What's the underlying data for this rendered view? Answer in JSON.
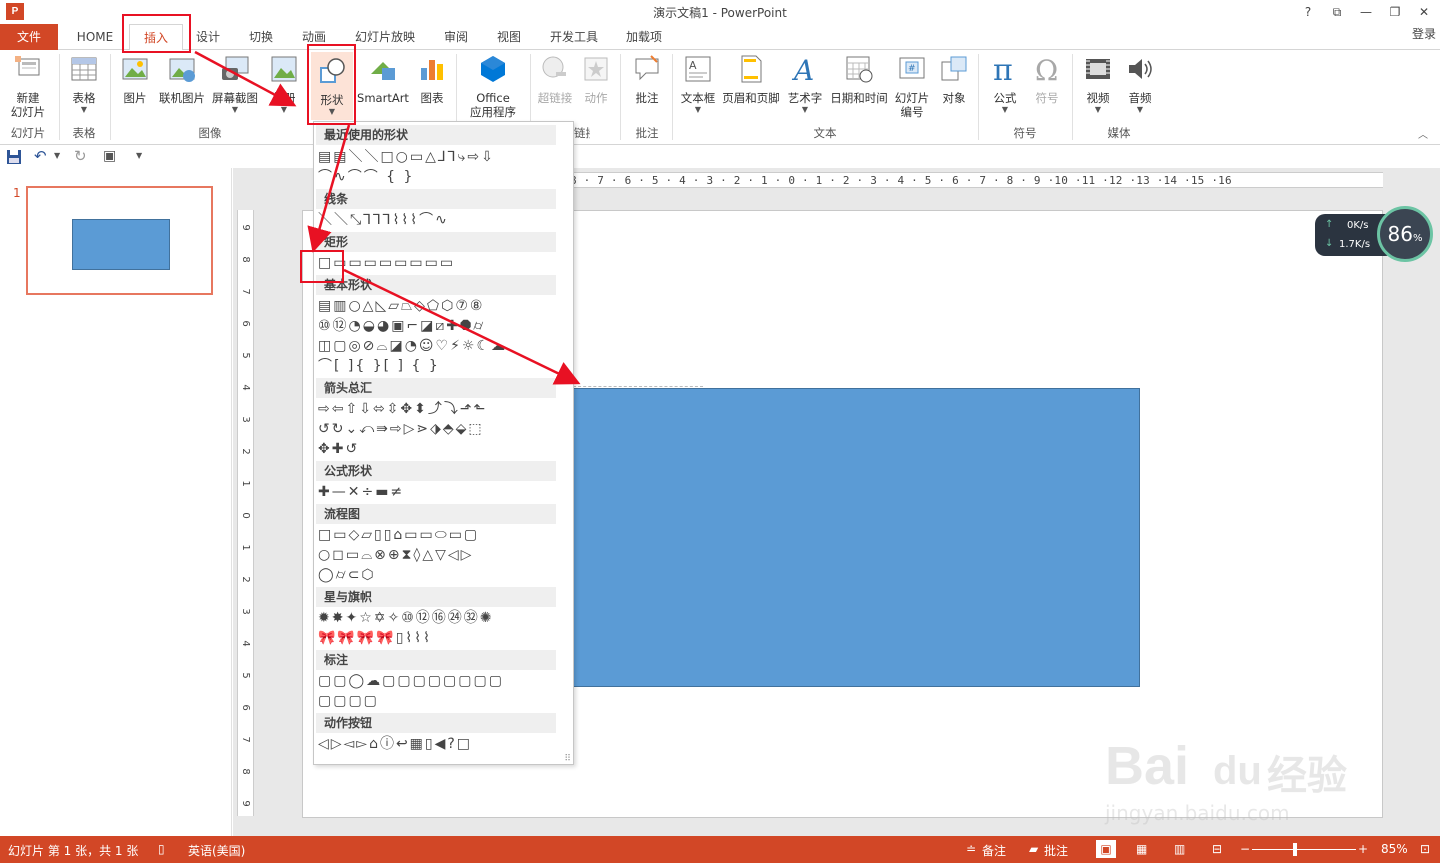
{
  "titlebar": {
    "app_icon": "P",
    "title": "演示文稿1 - PowerPoint",
    "help": "?",
    "ribbon_display": "⧉",
    "minimize": "—",
    "restore": "❐",
    "close": "✕"
  },
  "tabs": [
    "文件",
    "HOME",
    "插入",
    "设计",
    "切换",
    "动画",
    "幻灯片放映",
    "审阅",
    "视图",
    "开发工具",
    "加载项"
  ],
  "login": "登录",
  "ribbon": {
    "new_slide": "新建\n幻灯片",
    "group_slides": "幻灯片",
    "table": "表格",
    "group_table": "表格",
    "picture": "图片",
    "online_picture": "联机图片",
    "screenshot": "屏幕截图",
    "album": "相册",
    "group_images": "图像",
    "shapes": "形状",
    "smartart": "SmartArt",
    "chart": "图表",
    "office_apps": "Office\n应用程序",
    "hyperlink": "超链接",
    "action": "动作",
    "group_links": "链接",
    "comment": "批注",
    "group_comments": "批注",
    "textbox": "文本框",
    "header_footer": "页眉和页脚",
    "wordart": "艺术字",
    "datetime": "日期和时间",
    "slide_number": "幻灯片\n编号",
    "object": "对象",
    "group_text": "文本",
    "equation": "公式",
    "symbol": "符号",
    "group_symbols": "符号",
    "video": "视频",
    "audio": "音频",
    "group_media": "媒体"
  },
  "thumbnails": {
    "slide_number": "1"
  },
  "ruler": {
    "h_text": "8 · 7 · 6 · 5 · 4 · 3 · 2 · 1 · 0 · 1 · 2 · 3 · 4 · 5 · 6 · 7 · 8 · 9 ·10 ·11 ·12 ·13 ·14 ·15 ·16",
    "v_labels": [
      "9",
      "8",
      "7",
      "6",
      "5",
      "4",
      "3",
      "2",
      "1",
      "0",
      "1",
      "2",
      "3",
      "4",
      "5",
      "6",
      "7",
      "8",
      "9"
    ]
  },
  "net_monitor": {
    "upload": "0K/s",
    "download": "1.7K/s",
    "percent": "86",
    "percent_sign": "%"
  },
  "shapes_menu": {
    "recent": "最近使用的形状",
    "lines": "线条",
    "rectangles": "矩形",
    "basic": "基本形状",
    "arrows": "箭头总汇",
    "equation": "公式形状",
    "flowchart": "流程图",
    "stars": "星与旗帜",
    "callouts": "标注",
    "action_buttons": "动作按钮",
    "rows": {
      "recent1": "▤▤＼＼□○▭△⅃⅂⤷⇨⇩",
      "recent2": "⌒∿⌒⌒ {   }",
      "lines1": "＼＼⤡⅂⅂⅂⌇⌇⌇⌒∿",
      "rect1": "□▭▭▭▭▭▭▭▭",
      "basic1": "▤▥○△◺▱⏢◇⬠⬡⑦⑧",
      "basic2": "⑩⑫◔◒◕▣⌐◪⧄✚⯃⌭",
      "basic3": "◫▢◎⊘⌓◪◔☺♡⚡☼☾☁",
      "basic4": "⌒[ ]{ }[  ]  {   }",
      "arrows1": "⇨⇦⇧⇩⬄⇳✥⬍⤴⤵⬏⬑",
      "arrows2": "↺↻⌄⤺⇛⇨▷⋗⬗⬘⬙⬚",
      "arrows3": "✥✚↺",
      "equation1": "✚—✕÷▬≠",
      "flow1": "□▭◇▱▯▯⌂▭▭⬭▭▢",
      "flow2": "○◻▭⌓⊗⊕⧗◊△▽◁▷",
      "flow3": "◯⌭⊂⬡",
      "stars1": "✹✸✦☆✡✧⑩⑫⑯㉔㉜✺",
      "stars2": "🎀🎀🎀🎀▯⌇⌇⌇",
      "callouts1": "▢▢◯☁▢▢▢▢▢▢▢▢",
      "callouts2": "▢▢▢▢",
      "action1": "◁▷◅▻⌂ⓘ↩▦▯◀?□"
    }
  },
  "statusbar": {
    "slide_info": "幻灯片 第 1 张，共 1 张",
    "language": "英语(美国)",
    "notes": "备注",
    "comments": "批注",
    "zoom": "85%"
  },
  "watermark": {
    "logo": "Bai",
    "logo2": "du",
    "logo3": "经验",
    "url": "jingyan.baidu.com"
  },
  "colors": {
    "accent": "#d24726",
    "shape_fill": "#5b9bd5",
    "highlight": "#e81123"
  }
}
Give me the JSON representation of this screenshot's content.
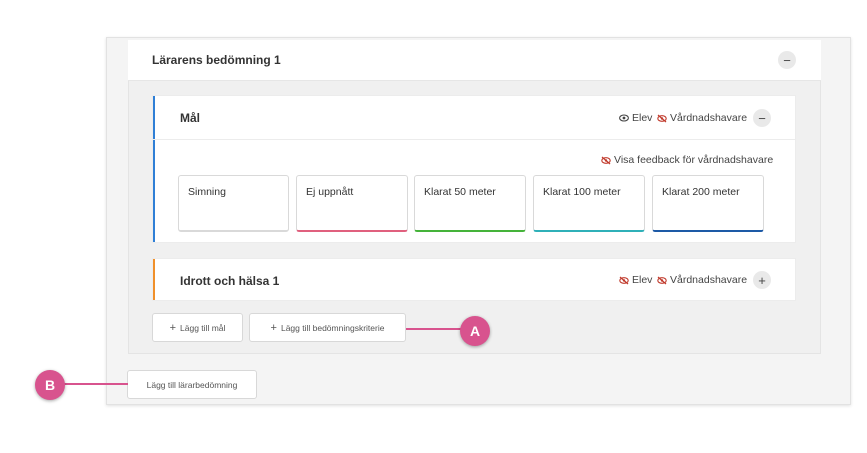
{
  "assessment": {
    "title": "Lärarens bedömning 1",
    "toggle_symbol": "−"
  },
  "goal_card": {
    "title": "Mål",
    "accent_color": "#2f7fd6",
    "visibility": {
      "student_label": "Elev",
      "student_icon": "eye-icon",
      "guardian_label": "Vårdnadshavare",
      "guardian_icon": "eye-slash-icon"
    },
    "toggle_symbol": "−",
    "feedback_toggle_label": "Visa feedback för vårdnadshavare",
    "criteria": [
      {
        "label": "Simning",
        "color": "#d9d9d9"
      },
      {
        "label": "Ej uppnått",
        "color": "#e0607e"
      },
      {
        "label": "Klarat 50 meter",
        "color": "#45b33a"
      },
      {
        "label": "Klarat 100 meter",
        "color": "#2fb0b8"
      },
      {
        "label": "Klarat 200 meter",
        "color": "#1d5aa6"
      }
    ]
  },
  "subject_card": {
    "title": "Idrott och hälsa 1",
    "accent_color": "#f0902a",
    "visibility": {
      "student_label": "Elev",
      "student_icon": "eye-slash-icon",
      "guardian_label": "Vårdnadshavare",
      "guardian_icon": "eye-slash-icon"
    },
    "toggle_symbol": "+"
  },
  "actions": {
    "add_goal": "Lägg till mål",
    "add_criteria": "Lägg till bedömningskriterie",
    "add_teacher_assessment": "Lägg till lärarbedömning",
    "plus_symbol": "+"
  },
  "callouts": {
    "a": "A",
    "b": "B",
    "color": "#d8538e"
  },
  "colors": {
    "hidden_icon": "#c0392b"
  }
}
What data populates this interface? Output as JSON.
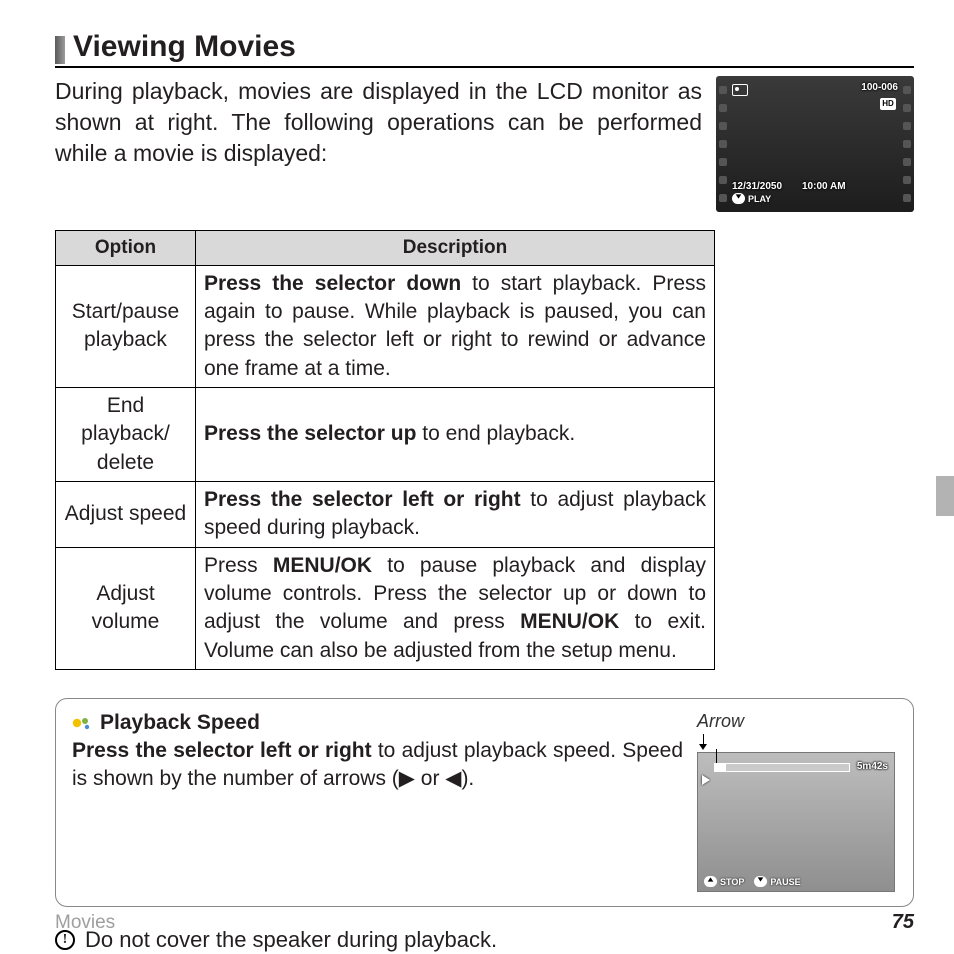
{
  "heading": "Viewing Movies",
  "intro": "During playback, movies are displayed in the LCD monitor as shown at right. The following operations can be performed while a movie is displayed:",
  "lcd1": {
    "file_no": "100-006",
    "hd": "HD",
    "date": "12/31/2050",
    "time": "10:00 AM",
    "play": "PLAY"
  },
  "table": {
    "headers": [
      "Option",
      "Description"
    ],
    "rows": [
      {
        "option": "Start/pause playback",
        "desc_bold": "Press the selector down",
        "desc_rest": " to start playback. Press again to pause. While playback is paused, you can press the selector left or right to rewind or advance one frame at a time."
      },
      {
        "option": "End playback/\ndelete",
        "desc_bold": "Press the selector up",
        "desc_rest": " to end playback."
      },
      {
        "option": "Adjust speed",
        "desc_bold": "Press the selector left or right",
        "desc_rest": " to adjust playback speed during playback."
      },
      {
        "option": "Adjust volume",
        "desc_pre_bold": "Press ",
        "desc_bold": "MENU/OK",
        "desc_mid": " to pause playback and display volume controls. Press the selector up or down to adjust the volume and press ",
        "desc_bold2": "MENU/OK",
        "desc_rest": " to exit. Volume can also be adjusted from the setup menu."
      }
    ]
  },
  "note": {
    "title": "Playback Speed",
    "body_bold": "Press the selector left or right",
    "body_rest": " to adjust playback speed. Speed is shown by the number of arrows (▶ or ◀).",
    "arrow_label": "Arrow",
    "lcd2": {
      "duration": "5m42s",
      "stop": "STOP",
      "pause": "PAUSE"
    }
  },
  "warning": "Do not cover the speaker during playback.",
  "footer": {
    "section": "Movies",
    "page": "75"
  }
}
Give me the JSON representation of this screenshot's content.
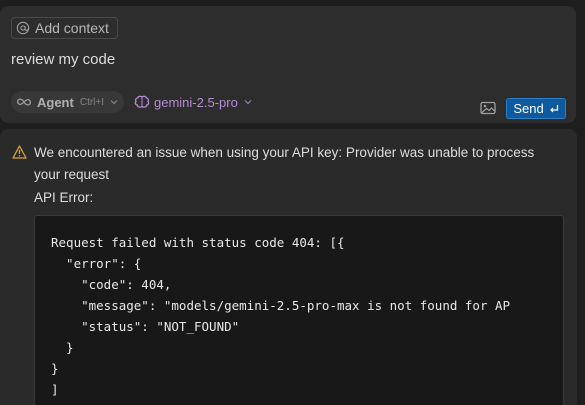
{
  "composer": {
    "context_chip": {
      "icon": "at-icon",
      "label": "Add context"
    },
    "prompt_text": "review my code",
    "agent_mode": {
      "icon": "infinity-icon",
      "label": "Agent",
      "shortcut": "Ctrl+I"
    },
    "model": {
      "icon": "brain-icon",
      "label": "gemini-2.5-pro"
    },
    "image_button": {
      "icon": "image-icon"
    },
    "send_button": {
      "label": "Send",
      "icon": "enter-icon",
      "color": "#0e5a9e"
    }
  },
  "error": {
    "icon": "warning-icon",
    "icon_color": "#d7a53c",
    "message_line1": "We encountered an issue when using your API key: Provider was unable to process",
    "message_line2": "your request",
    "label": "API Error:",
    "code": "Request failed with status code 404: [{\n  \"error\": {\n    \"code\": 404,\n    \"message\": \"models/gemini-2.5-pro-max is not found for AP\n    \"status\": \"NOT_FOUND\"\n  }\n}\n]"
  }
}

GOAL OF THE EXERCISE:
List each line holding the string "code".

THE RESPONSE:
    "prompt_text": "review my code",
    "code": "Request failed with status code 404: [{\n  \"error\": {\n    \"code\": 404,\n    \"message\": \"models/gemini-2.5-pro-max is not found for AP\n    \"status\": \"NOT_FOUND\"\n  }\n}\n]"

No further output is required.